**Given task:** Copy every entry exactly as given, minus the images.

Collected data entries
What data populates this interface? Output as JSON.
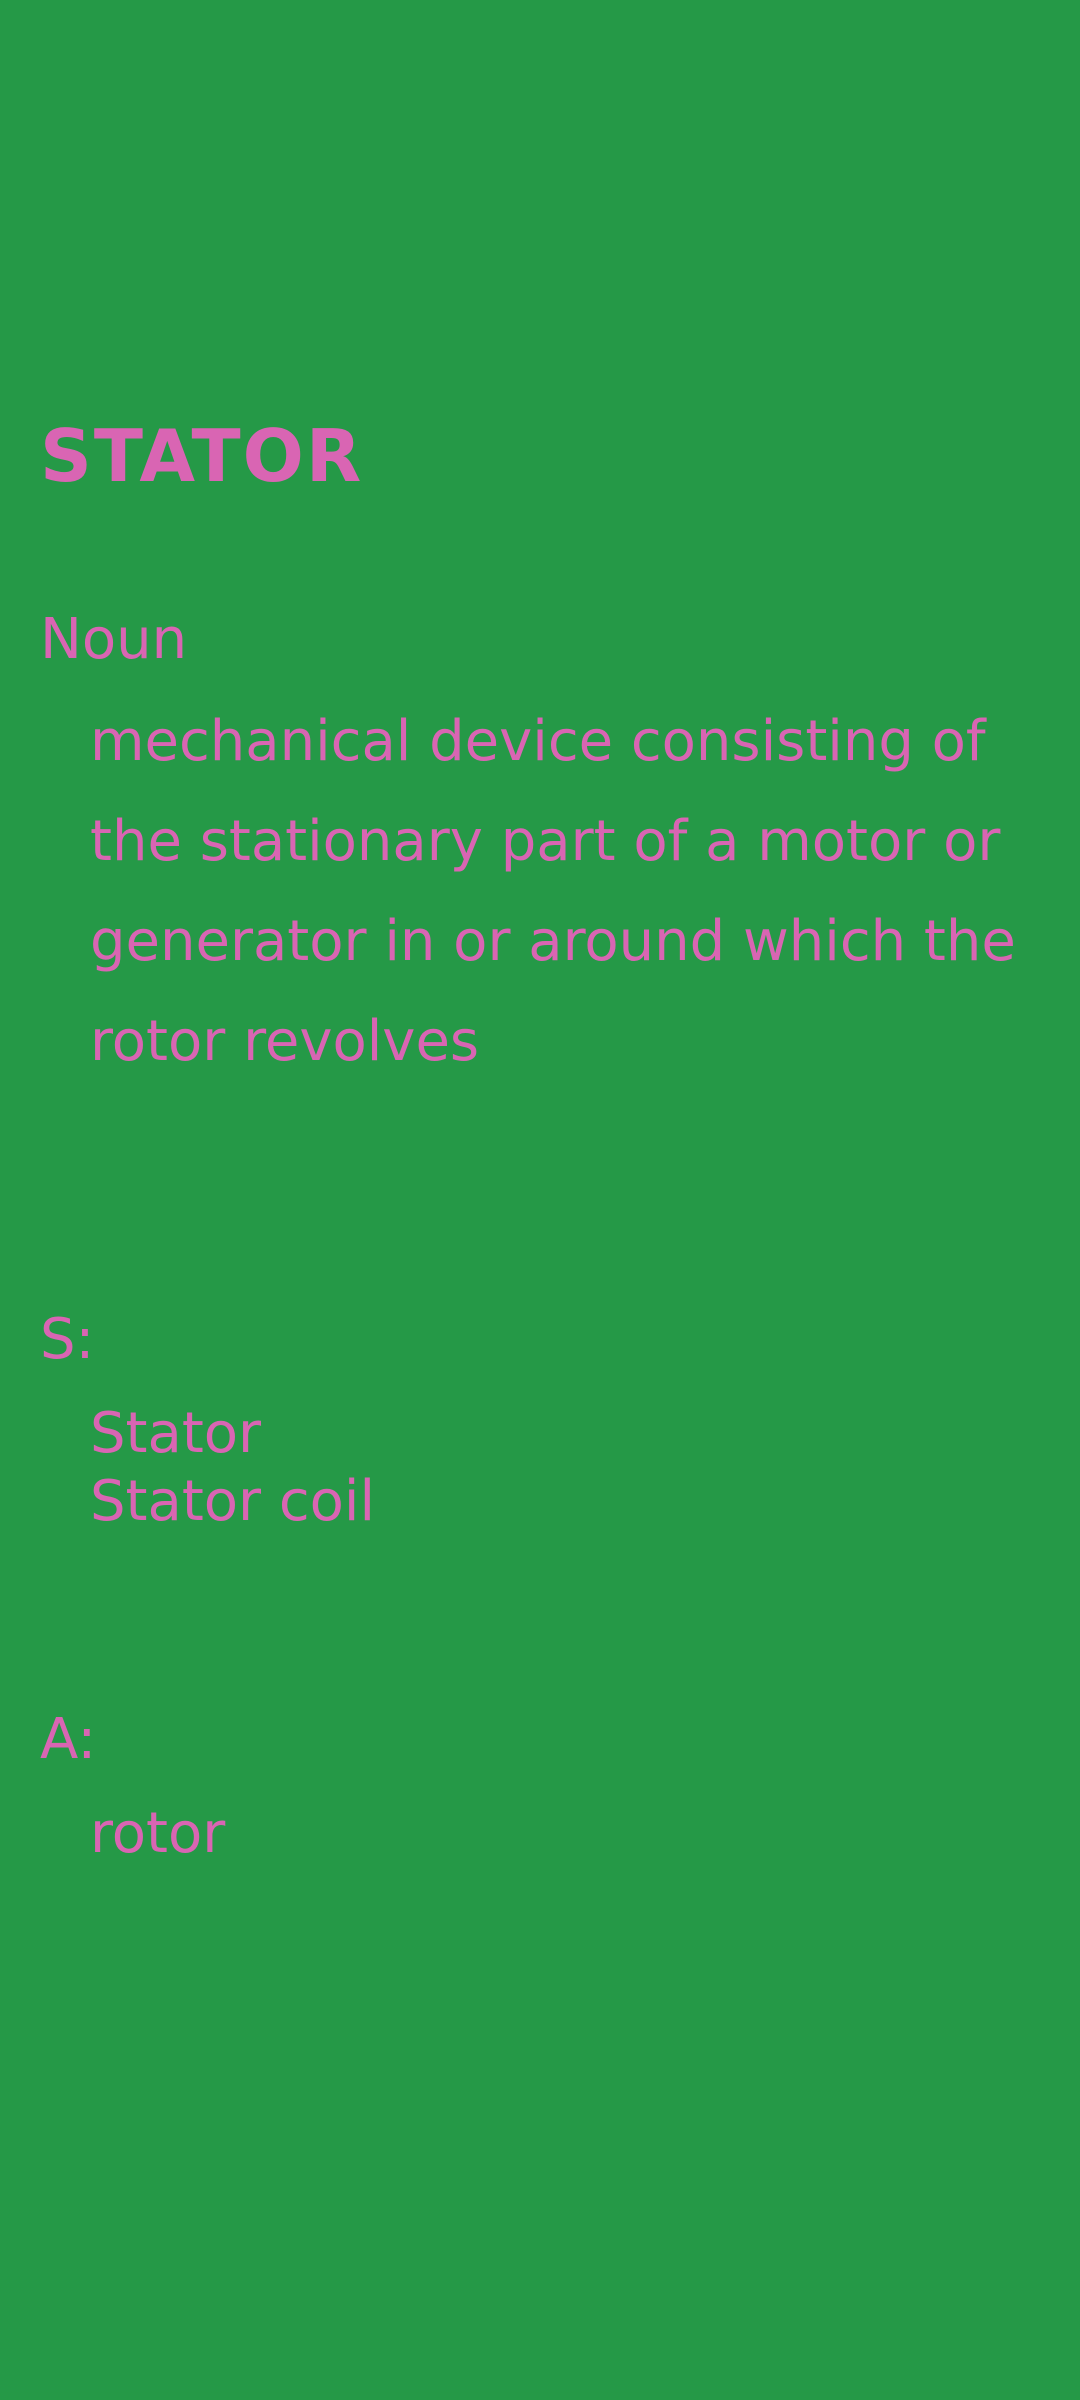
{
  "entry": {
    "word": "STATOR",
    "part_of_speech": "Noun",
    "definition": "mechanical device consisting of the stationary part of a motor or generator in or around which the rotor revolves"
  },
  "synonyms": {
    "label": "S:",
    "items": [
      "Stator",
      "Stator coil"
    ]
  },
  "antonyms": {
    "label": "A:",
    "items": [
      "rotor"
    ]
  },
  "colors": {
    "background": "#259947",
    "text": "#d965b3"
  }
}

**Written response:**
What data populates this interface? Output as JSON.
{
  "entry": {
    "word": "STATOR",
    "part_of_speech": "Noun",
    "definition": "mechanical device consisting of the stationary part of a motor or generator in or around which the rotor revolves"
  },
  "synonyms": {
    "label": "S:",
    "items": [
      "Stator",
      "Stator coil"
    ]
  },
  "antonyms": {
    "label": "A:",
    "items": [
      "rotor"
    ]
  },
  "colors": {
    "background": "#259947",
    "text": "#d965b3"
  }
}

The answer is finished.